Exercise description: Look through the data below. Pick out the lines holding the string "Measure".

Records to use:
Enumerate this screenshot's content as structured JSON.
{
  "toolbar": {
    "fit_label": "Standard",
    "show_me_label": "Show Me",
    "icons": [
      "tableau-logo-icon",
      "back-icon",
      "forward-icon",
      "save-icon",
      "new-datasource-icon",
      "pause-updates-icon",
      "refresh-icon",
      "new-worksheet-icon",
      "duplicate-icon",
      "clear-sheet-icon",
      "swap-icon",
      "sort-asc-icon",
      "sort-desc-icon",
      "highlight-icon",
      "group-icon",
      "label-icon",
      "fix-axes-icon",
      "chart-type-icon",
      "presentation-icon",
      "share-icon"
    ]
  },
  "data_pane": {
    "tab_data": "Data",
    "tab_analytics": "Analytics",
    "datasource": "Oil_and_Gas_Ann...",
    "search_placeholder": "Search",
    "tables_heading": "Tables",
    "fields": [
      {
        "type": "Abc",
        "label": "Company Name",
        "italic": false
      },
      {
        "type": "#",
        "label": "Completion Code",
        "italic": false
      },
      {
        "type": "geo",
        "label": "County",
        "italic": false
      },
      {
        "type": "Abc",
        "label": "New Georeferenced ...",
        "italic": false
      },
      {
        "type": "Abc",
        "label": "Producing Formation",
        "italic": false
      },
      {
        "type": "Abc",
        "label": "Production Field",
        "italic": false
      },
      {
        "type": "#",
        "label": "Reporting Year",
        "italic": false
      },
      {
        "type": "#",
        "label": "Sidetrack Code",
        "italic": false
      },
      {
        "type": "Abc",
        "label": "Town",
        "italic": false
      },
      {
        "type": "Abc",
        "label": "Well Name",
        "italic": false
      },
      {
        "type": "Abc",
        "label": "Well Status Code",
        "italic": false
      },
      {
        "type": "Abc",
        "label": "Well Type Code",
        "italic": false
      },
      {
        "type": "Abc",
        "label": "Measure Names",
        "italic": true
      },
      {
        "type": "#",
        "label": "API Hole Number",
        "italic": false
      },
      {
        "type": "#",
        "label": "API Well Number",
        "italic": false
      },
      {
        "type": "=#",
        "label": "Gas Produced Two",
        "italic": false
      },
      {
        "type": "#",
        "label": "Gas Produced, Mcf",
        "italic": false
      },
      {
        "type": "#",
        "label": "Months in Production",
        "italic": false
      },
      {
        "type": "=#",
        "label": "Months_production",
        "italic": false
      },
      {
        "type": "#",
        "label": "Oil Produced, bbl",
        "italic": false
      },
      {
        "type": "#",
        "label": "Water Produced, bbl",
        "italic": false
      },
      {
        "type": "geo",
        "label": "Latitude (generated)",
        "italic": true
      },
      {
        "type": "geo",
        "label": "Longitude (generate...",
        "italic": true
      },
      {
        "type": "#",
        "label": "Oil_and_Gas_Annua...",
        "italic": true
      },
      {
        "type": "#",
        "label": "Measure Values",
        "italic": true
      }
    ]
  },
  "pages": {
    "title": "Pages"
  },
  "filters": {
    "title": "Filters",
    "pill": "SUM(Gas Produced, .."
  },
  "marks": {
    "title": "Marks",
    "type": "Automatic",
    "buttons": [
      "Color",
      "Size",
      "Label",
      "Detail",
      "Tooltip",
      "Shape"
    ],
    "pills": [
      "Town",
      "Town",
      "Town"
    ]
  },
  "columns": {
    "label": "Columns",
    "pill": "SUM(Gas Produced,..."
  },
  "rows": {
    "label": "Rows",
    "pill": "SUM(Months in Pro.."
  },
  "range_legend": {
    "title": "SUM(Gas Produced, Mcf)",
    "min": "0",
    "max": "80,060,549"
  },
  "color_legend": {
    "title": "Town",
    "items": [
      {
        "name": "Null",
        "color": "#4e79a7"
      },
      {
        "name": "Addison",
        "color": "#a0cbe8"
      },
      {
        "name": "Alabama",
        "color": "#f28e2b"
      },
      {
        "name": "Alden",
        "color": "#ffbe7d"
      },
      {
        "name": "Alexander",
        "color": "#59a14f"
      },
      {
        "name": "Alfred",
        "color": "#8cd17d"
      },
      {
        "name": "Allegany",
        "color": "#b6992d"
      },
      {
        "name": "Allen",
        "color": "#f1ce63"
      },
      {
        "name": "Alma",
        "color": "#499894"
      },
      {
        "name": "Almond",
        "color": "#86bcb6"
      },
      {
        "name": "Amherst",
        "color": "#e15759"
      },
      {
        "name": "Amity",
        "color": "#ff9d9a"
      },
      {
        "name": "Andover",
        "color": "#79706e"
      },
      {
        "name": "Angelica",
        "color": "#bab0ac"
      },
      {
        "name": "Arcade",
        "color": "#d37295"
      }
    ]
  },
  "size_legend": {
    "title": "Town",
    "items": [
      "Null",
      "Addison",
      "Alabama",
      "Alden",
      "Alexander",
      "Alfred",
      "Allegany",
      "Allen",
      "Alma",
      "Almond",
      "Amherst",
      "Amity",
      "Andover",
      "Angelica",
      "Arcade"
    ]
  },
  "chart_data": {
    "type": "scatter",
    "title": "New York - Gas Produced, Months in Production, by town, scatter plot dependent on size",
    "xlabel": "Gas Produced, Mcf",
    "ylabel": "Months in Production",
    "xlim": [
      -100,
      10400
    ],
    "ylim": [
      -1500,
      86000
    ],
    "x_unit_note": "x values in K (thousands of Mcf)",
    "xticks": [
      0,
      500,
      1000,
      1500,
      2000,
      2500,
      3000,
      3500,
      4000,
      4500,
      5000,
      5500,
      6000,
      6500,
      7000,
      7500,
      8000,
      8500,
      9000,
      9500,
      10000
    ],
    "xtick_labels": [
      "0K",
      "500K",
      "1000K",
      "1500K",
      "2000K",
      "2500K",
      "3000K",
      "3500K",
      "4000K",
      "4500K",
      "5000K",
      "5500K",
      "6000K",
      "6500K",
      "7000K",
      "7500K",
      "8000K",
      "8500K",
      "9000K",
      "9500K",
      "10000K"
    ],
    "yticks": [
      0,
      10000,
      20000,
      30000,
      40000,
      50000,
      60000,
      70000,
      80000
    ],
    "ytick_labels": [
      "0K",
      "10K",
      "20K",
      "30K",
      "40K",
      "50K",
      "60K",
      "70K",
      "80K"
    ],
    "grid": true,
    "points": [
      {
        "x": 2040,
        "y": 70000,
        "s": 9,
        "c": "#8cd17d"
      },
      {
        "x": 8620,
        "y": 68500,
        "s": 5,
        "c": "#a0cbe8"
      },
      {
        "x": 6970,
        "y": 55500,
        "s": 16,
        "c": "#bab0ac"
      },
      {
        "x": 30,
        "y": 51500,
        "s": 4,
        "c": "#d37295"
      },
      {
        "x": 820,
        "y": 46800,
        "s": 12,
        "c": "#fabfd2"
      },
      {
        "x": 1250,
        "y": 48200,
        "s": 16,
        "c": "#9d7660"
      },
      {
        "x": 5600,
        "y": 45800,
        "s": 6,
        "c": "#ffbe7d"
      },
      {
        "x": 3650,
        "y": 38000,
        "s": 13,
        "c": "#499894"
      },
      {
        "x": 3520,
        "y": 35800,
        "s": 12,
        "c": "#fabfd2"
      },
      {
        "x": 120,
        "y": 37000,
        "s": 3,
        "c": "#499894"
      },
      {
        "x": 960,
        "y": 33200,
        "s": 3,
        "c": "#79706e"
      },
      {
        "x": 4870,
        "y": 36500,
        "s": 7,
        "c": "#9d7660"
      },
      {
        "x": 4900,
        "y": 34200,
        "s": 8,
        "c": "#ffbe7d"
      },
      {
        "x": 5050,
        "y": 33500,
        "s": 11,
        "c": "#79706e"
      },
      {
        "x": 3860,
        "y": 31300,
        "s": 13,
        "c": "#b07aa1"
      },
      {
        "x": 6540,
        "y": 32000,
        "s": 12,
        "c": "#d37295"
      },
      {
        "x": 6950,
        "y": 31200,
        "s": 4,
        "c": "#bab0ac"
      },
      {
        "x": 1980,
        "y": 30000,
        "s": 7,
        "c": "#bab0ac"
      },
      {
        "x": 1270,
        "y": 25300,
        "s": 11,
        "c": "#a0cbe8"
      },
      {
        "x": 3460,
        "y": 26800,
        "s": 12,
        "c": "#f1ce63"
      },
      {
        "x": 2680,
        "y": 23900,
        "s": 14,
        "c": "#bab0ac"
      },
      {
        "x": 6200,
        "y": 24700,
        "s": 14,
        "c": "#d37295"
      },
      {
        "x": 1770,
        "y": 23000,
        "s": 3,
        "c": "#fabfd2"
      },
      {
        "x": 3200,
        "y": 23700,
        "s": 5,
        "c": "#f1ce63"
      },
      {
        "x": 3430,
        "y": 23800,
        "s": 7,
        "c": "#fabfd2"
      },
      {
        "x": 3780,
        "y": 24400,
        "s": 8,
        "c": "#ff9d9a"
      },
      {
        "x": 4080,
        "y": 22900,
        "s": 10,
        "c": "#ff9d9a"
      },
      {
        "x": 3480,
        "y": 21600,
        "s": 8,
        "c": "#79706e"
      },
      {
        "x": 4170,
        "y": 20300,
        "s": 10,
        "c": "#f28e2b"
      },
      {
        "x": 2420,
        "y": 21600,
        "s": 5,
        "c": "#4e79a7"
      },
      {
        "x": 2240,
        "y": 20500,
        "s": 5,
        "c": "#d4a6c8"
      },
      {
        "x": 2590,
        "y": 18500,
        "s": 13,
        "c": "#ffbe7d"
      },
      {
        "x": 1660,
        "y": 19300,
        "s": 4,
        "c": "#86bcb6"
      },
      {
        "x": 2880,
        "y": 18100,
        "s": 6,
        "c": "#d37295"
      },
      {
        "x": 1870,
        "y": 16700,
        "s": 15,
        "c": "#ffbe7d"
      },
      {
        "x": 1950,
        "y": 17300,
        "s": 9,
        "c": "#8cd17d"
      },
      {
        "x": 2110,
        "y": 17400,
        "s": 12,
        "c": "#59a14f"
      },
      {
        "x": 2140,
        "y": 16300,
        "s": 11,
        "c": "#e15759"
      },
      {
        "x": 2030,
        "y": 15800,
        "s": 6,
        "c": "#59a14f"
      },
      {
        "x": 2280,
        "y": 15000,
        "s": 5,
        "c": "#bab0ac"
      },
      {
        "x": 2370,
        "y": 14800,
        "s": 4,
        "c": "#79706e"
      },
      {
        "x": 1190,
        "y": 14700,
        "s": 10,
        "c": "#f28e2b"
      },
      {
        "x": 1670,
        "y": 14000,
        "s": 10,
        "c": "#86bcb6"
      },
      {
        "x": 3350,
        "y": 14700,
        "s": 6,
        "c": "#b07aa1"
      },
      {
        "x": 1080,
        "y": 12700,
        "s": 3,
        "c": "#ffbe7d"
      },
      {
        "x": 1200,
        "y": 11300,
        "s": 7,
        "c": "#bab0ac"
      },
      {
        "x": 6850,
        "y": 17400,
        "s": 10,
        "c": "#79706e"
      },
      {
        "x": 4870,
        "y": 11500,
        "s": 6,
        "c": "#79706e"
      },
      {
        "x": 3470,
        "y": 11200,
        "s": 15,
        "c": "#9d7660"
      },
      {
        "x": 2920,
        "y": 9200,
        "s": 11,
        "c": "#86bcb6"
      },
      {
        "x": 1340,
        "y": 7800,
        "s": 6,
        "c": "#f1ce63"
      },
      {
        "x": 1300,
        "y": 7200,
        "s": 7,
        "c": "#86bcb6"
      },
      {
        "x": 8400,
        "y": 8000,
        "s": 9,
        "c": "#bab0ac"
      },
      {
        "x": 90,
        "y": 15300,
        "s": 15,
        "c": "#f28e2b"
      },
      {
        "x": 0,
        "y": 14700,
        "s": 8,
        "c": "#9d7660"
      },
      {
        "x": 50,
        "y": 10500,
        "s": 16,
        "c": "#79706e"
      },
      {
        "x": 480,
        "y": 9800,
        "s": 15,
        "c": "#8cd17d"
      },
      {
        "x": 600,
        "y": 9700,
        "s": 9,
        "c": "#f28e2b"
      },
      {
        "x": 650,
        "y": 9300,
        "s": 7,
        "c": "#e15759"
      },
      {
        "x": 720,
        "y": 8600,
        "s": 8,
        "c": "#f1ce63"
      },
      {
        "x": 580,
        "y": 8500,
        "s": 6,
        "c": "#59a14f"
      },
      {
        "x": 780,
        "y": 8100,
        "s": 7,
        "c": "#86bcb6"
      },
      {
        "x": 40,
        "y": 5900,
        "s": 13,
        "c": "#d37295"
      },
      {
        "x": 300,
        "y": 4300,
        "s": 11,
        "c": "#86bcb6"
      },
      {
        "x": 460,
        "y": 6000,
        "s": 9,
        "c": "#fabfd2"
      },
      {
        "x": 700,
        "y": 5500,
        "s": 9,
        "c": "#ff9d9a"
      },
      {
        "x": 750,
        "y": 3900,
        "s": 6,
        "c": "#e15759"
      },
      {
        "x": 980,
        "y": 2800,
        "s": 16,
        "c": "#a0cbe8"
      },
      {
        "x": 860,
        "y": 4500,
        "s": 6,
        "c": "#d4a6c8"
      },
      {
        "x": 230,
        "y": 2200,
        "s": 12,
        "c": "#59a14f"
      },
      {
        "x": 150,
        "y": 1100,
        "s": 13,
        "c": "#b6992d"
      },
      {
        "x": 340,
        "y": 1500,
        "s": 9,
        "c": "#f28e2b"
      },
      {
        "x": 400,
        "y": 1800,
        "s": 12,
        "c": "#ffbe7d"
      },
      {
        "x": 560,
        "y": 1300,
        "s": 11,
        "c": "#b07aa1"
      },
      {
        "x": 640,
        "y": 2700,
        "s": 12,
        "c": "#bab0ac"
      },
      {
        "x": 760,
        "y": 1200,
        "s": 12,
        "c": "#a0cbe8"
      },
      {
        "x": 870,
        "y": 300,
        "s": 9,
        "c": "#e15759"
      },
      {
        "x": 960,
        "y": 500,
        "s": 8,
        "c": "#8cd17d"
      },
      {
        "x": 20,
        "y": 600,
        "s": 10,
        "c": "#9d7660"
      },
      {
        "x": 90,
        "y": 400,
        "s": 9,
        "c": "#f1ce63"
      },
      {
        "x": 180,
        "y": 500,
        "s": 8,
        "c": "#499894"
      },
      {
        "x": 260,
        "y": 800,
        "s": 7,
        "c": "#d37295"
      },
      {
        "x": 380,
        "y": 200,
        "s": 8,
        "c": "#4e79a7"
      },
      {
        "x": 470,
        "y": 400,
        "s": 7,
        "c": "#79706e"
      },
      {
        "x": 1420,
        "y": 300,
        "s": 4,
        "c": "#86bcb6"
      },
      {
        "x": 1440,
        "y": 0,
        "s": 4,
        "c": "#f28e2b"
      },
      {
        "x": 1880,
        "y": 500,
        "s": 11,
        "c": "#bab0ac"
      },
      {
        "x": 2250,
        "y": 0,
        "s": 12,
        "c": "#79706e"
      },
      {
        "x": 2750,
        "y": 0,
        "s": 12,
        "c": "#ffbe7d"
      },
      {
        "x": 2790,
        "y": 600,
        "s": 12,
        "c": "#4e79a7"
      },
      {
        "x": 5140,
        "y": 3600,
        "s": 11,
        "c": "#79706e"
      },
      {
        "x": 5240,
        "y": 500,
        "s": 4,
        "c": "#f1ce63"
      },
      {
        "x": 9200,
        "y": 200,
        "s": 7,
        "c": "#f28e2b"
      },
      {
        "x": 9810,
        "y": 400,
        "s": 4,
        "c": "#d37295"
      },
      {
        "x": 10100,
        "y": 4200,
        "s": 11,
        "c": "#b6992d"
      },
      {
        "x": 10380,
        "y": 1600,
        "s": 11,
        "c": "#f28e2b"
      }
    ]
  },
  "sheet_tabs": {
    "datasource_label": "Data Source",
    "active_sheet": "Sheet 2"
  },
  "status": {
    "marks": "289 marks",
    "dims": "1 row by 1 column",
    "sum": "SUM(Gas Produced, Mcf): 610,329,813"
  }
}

Reply to the exercise:
        "label": "Measure Names",
        "label": "Measure Values",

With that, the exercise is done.